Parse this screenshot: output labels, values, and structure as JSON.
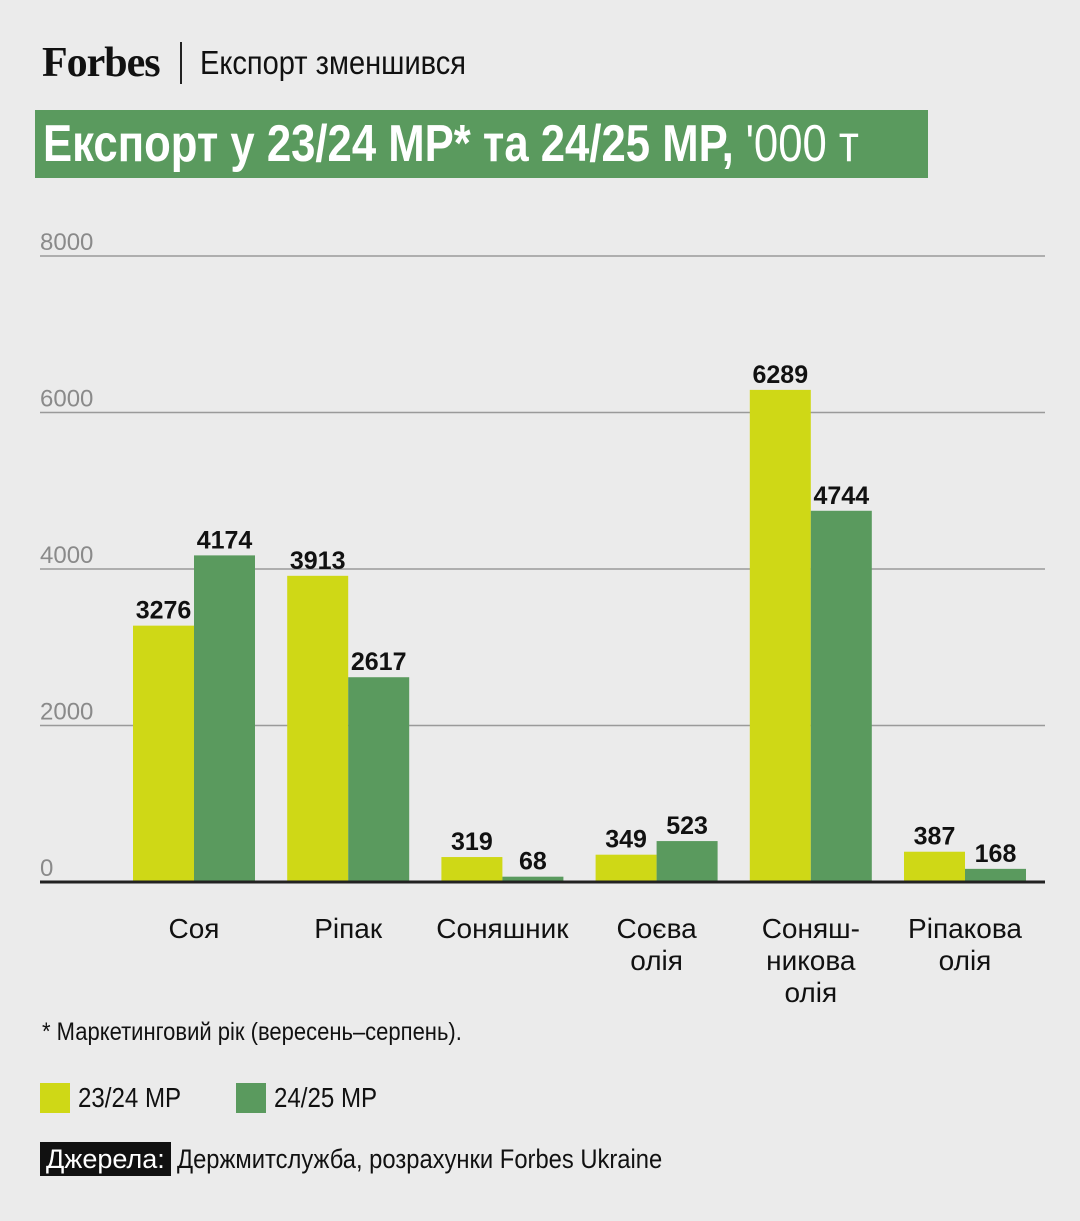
{
  "header": {
    "brand": "Forbes",
    "title": "Експорт зменшився"
  },
  "chart_data": {
    "type": "bar",
    "title": "Експорт у 23/24 МР* та 24/25 МР,",
    "unit": "'000 т",
    "categories": [
      [
        "Соя"
      ],
      [
        "Ріпак"
      ],
      [
        "Соняшник"
      ],
      [
        "Соєва",
        "олія"
      ],
      [
        "Соняш-",
        "никова",
        "олія"
      ],
      [
        "Ріпакова",
        "олія"
      ]
    ],
    "series": [
      {
        "name": "23/24 МР",
        "color": "#cfd816",
        "values": [
          3276,
          3913,
          319,
          349,
          6289,
          387
        ]
      },
      {
        "name": "24/25 МР",
        "color": "#5a9a5e",
        "values": [
          4174,
          2617,
          68,
          523,
          4744,
          168
        ]
      }
    ],
    "yticks": [
      0,
      2000,
      4000,
      6000,
      8000
    ],
    "ylim": [
      0,
      8000
    ],
    "grid": true,
    "legend_position": "bottom-left"
  },
  "footnote": "* Маркетинговий рік (вересень–серпень).",
  "source": {
    "label": "Джерела:",
    "text": "Держмитслужба, розрахунки Forbes Ukraine"
  }
}
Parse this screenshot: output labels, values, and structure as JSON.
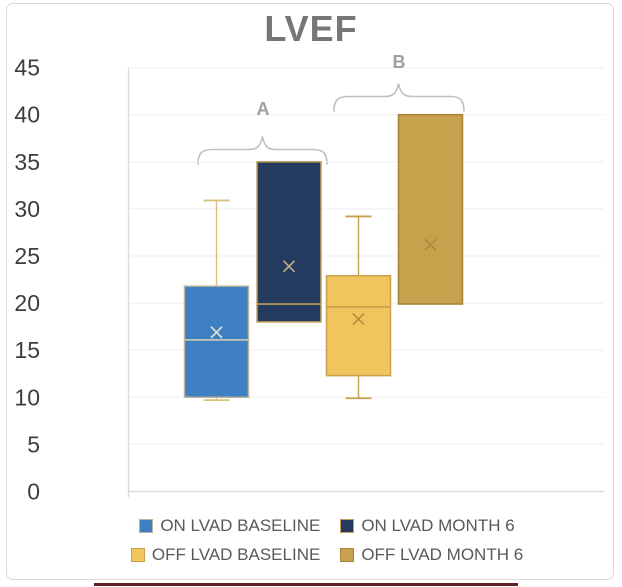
{
  "title": "LVEF",
  "annotations": {
    "group_a": "A",
    "group_b": "B"
  },
  "colors": {
    "title": "#767676",
    "axis_text": "#3D3D3D",
    "legend_text": "#595959",
    "bracket": "#BFBFBF",
    "bracket_label": "#A0A0A0",
    "gridline": "#F2F2F2",
    "axis_line": "#D9D9D9",
    "chart_border": "#D9D9D9",
    "bottom_rule": "#5E2222"
  },
  "chart_data": {
    "type": "boxplot",
    "title": "LVEF",
    "ylim": [
      0,
      45
    ],
    "yticks": [
      0,
      5,
      10,
      15,
      20,
      25,
      30,
      35,
      40,
      45
    ],
    "grid": true,
    "legend_position": "bottom",
    "group_brackets": [
      {
        "label": "A",
        "series": [
          "ON LVAD BASELINE",
          "ON LVAD MONTH 6"
        ]
      },
      {
        "label": "B",
        "series": [
          "OFF LVAD BASELINE",
          "OFF LVAD MONTH 6"
        ]
      }
    ],
    "series": [
      {
        "name": "ON LVAD BASELINE",
        "fill": "#3F80C3",
        "stroke": "#BCB49D",
        "whisker_color": "#D9C07C",
        "median_color": "#C8C4B4",
        "mean_color": "#E9E3D2",
        "whisker_low": 9.7,
        "q1": 10,
        "median": 16.1,
        "q3": 21.8,
        "whisker_high": 30.9,
        "mean": 16.9
      },
      {
        "name": "ON LVAD MONTH 6",
        "fill": "#243A5E",
        "stroke": "#C09F5C",
        "whisker_color": null,
        "median_color": "#BF9D55",
        "mean_color": "#C3B283",
        "whisker_low": 18,
        "q1": 18,
        "median": 19.9,
        "q3": 35,
        "whisker_high": 35,
        "mean": 23.9
      },
      {
        "name": "OFF LVAD BASELINE",
        "fill": "#F1C45E",
        "stroke": "#C7A14B",
        "whisker_color": "#C7A14B",
        "median_color": "#C7A14B",
        "mean_color": "#B28F40",
        "whisker_low": 9.9,
        "q1": 12.3,
        "median": 19.6,
        "q3": 22.9,
        "whisker_high": 29.2,
        "mean": 18.3
      },
      {
        "name": "OFF LVAD MONTH 6",
        "fill": "#C7A14B",
        "stroke": "#A58437",
        "whisker_color": null,
        "median_color": null,
        "mean_color": "#AD8B3E",
        "whisker_low": 19.9,
        "q1": 19.9,
        "median": 19.9,
        "q3": 40,
        "whisker_high": 40,
        "mean": 26.2
      }
    ]
  },
  "legend": {
    "rows": [
      [
        "ON LVAD BASELINE",
        "ON LVAD MONTH 6"
      ],
      [
        "OFF LVAD BASELINE",
        "OFF LVAD MONTH 6"
      ]
    ]
  }
}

:: Given request ::
Your task is to repeat the material above exactly, without its pictures.

:: Final result ::
Parse this screenshot: output labels, values, and structure as JSON.
{
  "header": {
    "brand": "Forbes",
    "title": "Експорт зменшився"
  },
  "chart_data": {
    "type": "bar",
    "title": "Експорт у 23/24 МР* та 24/25 МР,",
    "unit": "'000 т",
    "categories": [
      [
        "Соя"
      ],
      [
        "Ріпак"
      ],
      [
        "Соняшник"
      ],
      [
        "Соєва",
        "олія"
      ],
      [
        "Соняш-",
        "никова",
        "олія"
      ],
      [
        "Ріпакова",
        "олія"
      ]
    ],
    "series": [
      {
        "name": "23/24 МР",
        "color": "#cfd816",
        "values": [
          3276,
          3913,
          319,
          349,
          6289,
          387
        ]
      },
      {
        "name": "24/25 МР",
        "color": "#5a9a5e",
        "values": [
          4174,
          2617,
          68,
          523,
          4744,
          168
        ]
      }
    ],
    "yticks": [
      0,
      2000,
      4000,
      6000,
      8000
    ],
    "ylim": [
      0,
      8000
    ],
    "grid": true,
    "legend_position": "bottom-left"
  },
  "footnote": "* Маркетинговий рік (вересень–серпень).",
  "source": {
    "label": "Джерела:",
    "text": "Держмитслужба, розрахунки Forbes Ukraine"
  }
}
Parse this screenshot: output labels, values, and structure as JSON.
{
  "title": "LVEF",
  "annotations": {
    "group_a": "A",
    "group_b": "B"
  },
  "colors": {
    "title": "#767676",
    "axis_text": "#3D3D3D",
    "legend_text": "#595959",
    "bracket": "#BFBFBF",
    "bracket_label": "#A0A0A0",
    "gridline": "#F2F2F2",
    "axis_line": "#D9D9D9",
    "chart_border": "#D9D9D9",
    "bottom_rule": "#5E2222"
  },
  "chart_data": {
    "type": "boxplot",
    "title": "LVEF",
    "ylim": [
      0,
      45
    ],
    "yticks": [
      0,
      5,
      10,
      15,
      20,
      25,
      30,
      35,
      40,
      45
    ],
    "grid": true,
    "legend_position": "bottom",
    "group_brackets": [
      {
        "label": "A",
        "series": [
          "ON LVAD BASELINE",
          "ON LVAD MONTH 6"
        ]
      },
      {
        "label": "B",
        "series": [
          "OFF LVAD BASELINE",
          "OFF LVAD MONTH 6"
        ]
      }
    ],
    "series": [
      {
        "name": "ON LVAD BASELINE",
        "fill": "#3F80C3",
        "stroke": "#BCB49D",
        "whisker_color": "#D9C07C",
        "median_color": "#C8C4B4",
        "mean_color": "#E9E3D2",
        "whisker_low": 9.7,
        "q1": 10,
        "median": 16.1,
        "q3": 21.8,
        "whisker_high": 30.9,
        "mean": 16.9
      },
      {
        "name": "ON LVAD MONTH 6",
        "fill": "#243A5E",
        "stroke": "#C09F5C",
        "whisker_color": null,
        "median_color": "#BF9D55",
        "mean_color": "#C3B283",
        "whisker_low": 18,
        "q1": 18,
        "median": 19.9,
        "q3": 35,
        "whisker_high": 35,
        "mean": 23.9
      },
      {
        "name": "OFF LVAD BASELINE",
        "fill": "#F1C45E",
        "stroke": "#C7A14B",
        "whisker_color": "#C7A14B",
        "median_color": "#C7A14B",
        "mean_color": "#B28F40",
        "whisker_low": 9.9,
        "q1": 12.3,
        "median": 19.6,
        "q3": 22.9,
        "whisker_high": 29.2,
        "mean": 18.3
      },
      {
        "name": "OFF LVAD MONTH 6",
        "fill": "#C7A14B",
        "stroke": "#A58437",
        "whisker_color": null,
        "median_color": null,
        "mean_color": "#AD8B3E",
        "whisker_low": 19.9,
        "q1": 19.9,
        "median": 19.9,
        "q3": 40,
        "whisker_high": 40,
        "mean": 26.2
      }
    ]
  },
  "legend": {
    "rows": [
      [
        "ON LVAD BASELINE",
        "ON LVAD MONTH 6"
      ],
      [
        "OFF LVAD BASELINE",
        "OFF LVAD MONTH 6"
      ]
    ]
  }
}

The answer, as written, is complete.